*** Supplied material ***

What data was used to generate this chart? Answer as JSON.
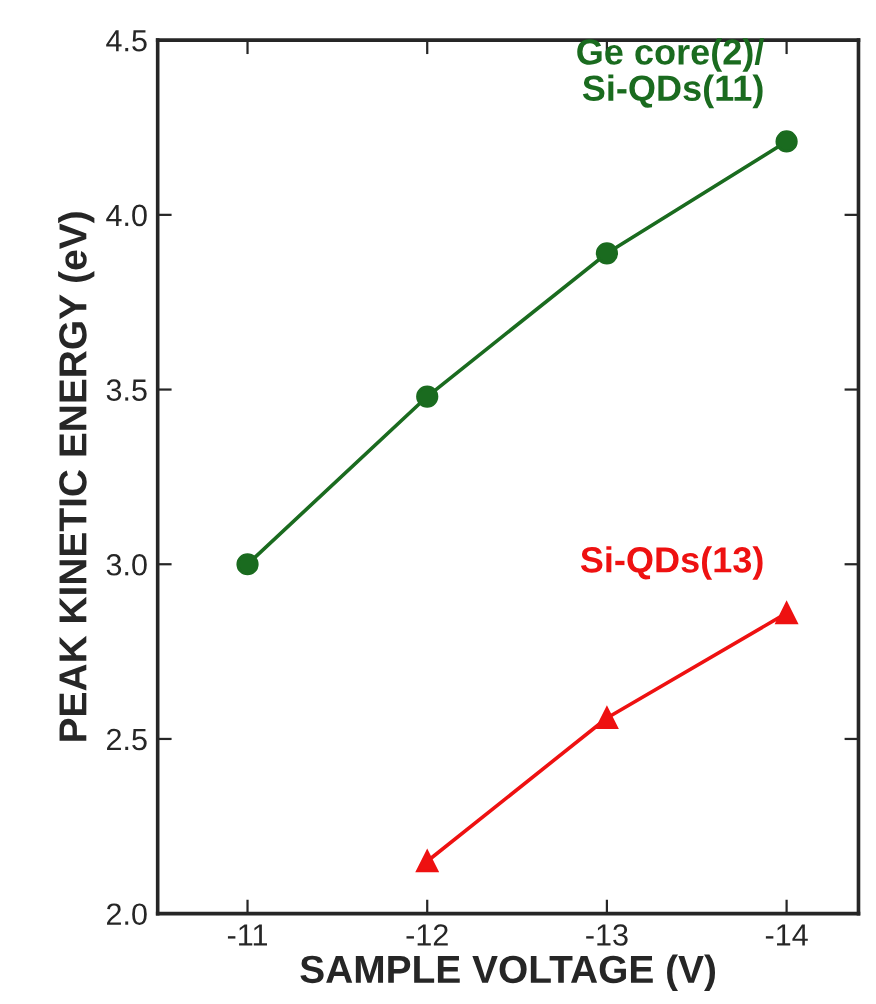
{
  "chart_data": {
    "type": "line",
    "xlabel": "SAMPLE VOLTAGE (V)",
    "ylabel": "PEAK KINETIC ENERGY (eV)",
    "xlim": [
      -10.5,
      -14.4
    ],
    "xticks": [
      -11,
      -12,
      -13,
      -14
    ],
    "ylim": [
      2.0,
      4.5
    ],
    "yticks": [
      {
        "value": 2.0,
        "label": "2.0"
      },
      {
        "value": 2.5,
        "label": "2.5"
      },
      {
        "value": 3.0,
        "label": "3.0"
      },
      {
        "value": 3.5,
        "label": "3.5"
      },
      {
        "value": 4.0,
        "label": "4.0"
      },
      {
        "value": 4.5,
        "label": "4.5"
      }
    ],
    "grid": false,
    "legend": false,
    "series": [
      {
        "name": "Ge core(2)/\nSi-QDs(11)",
        "color": "#1a6b1f",
        "marker": "circle",
        "x": [
          -11,
          -12,
          -13,
          -14
        ],
        "values": [
          3.0,
          3.48,
          3.89,
          4.21
        ]
      },
      {
        "name": "Si-QDs(13)",
        "color": "#ee1111",
        "marker": "triangle",
        "x": [
          -12,
          -13,
          -14
        ],
        "values": [
          2.15,
          2.56,
          2.86
        ]
      }
    ]
  }
}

***

Required work
Output each line exactly; omit every picture.

Solved problem
What data was used to generate this chart? Answer as JSON.
{
  "chart_data": {
    "type": "line",
    "xlabel": "SAMPLE VOLTAGE (V)",
    "ylabel": "PEAK KINETIC ENERGY (eV)",
    "xlim": [
      -10.5,
      -14.4
    ],
    "xticks": [
      -11,
      -12,
      -13,
      -14
    ],
    "ylim": [
      2.0,
      4.5
    ],
    "yticks": [
      {
        "value": 2.0,
        "label": "2.0"
      },
      {
        "value": 2.5,
        "label": "2.5"
      },
      {
        "value": 3.0,
        "label": "3.0"
      },
      {
        "value": 3.5,
        "label": "3.5"
      },
      {
        "value": 4.0,
        "label": "4.0"
      },
      {
        "value": 4.5,
        "label": "4.5"
      }
    ],
    "grid": false,
    "legend": false,
    "series": [
      {
        "name": "Ge core(2)/\nSi-QDs(11)",
        "color": "#1a6b1f",
        "marker": "circle",
        "x": [
          -11,
          -12,
          -13,
          -14
        ],
        "values": [
          3.0,
          3.48,
          3.89,
          4.21
        ]
      },
      {
        "name": "Si-QDs(13)",
        "color": "#ee1111",
        "marker": "triangle",
        "x": [
          -12,
          -13,
          -14
        ],
        "values": [
          2.15,
          2.56,
          2.86
        ]
      }
    ]
  }
}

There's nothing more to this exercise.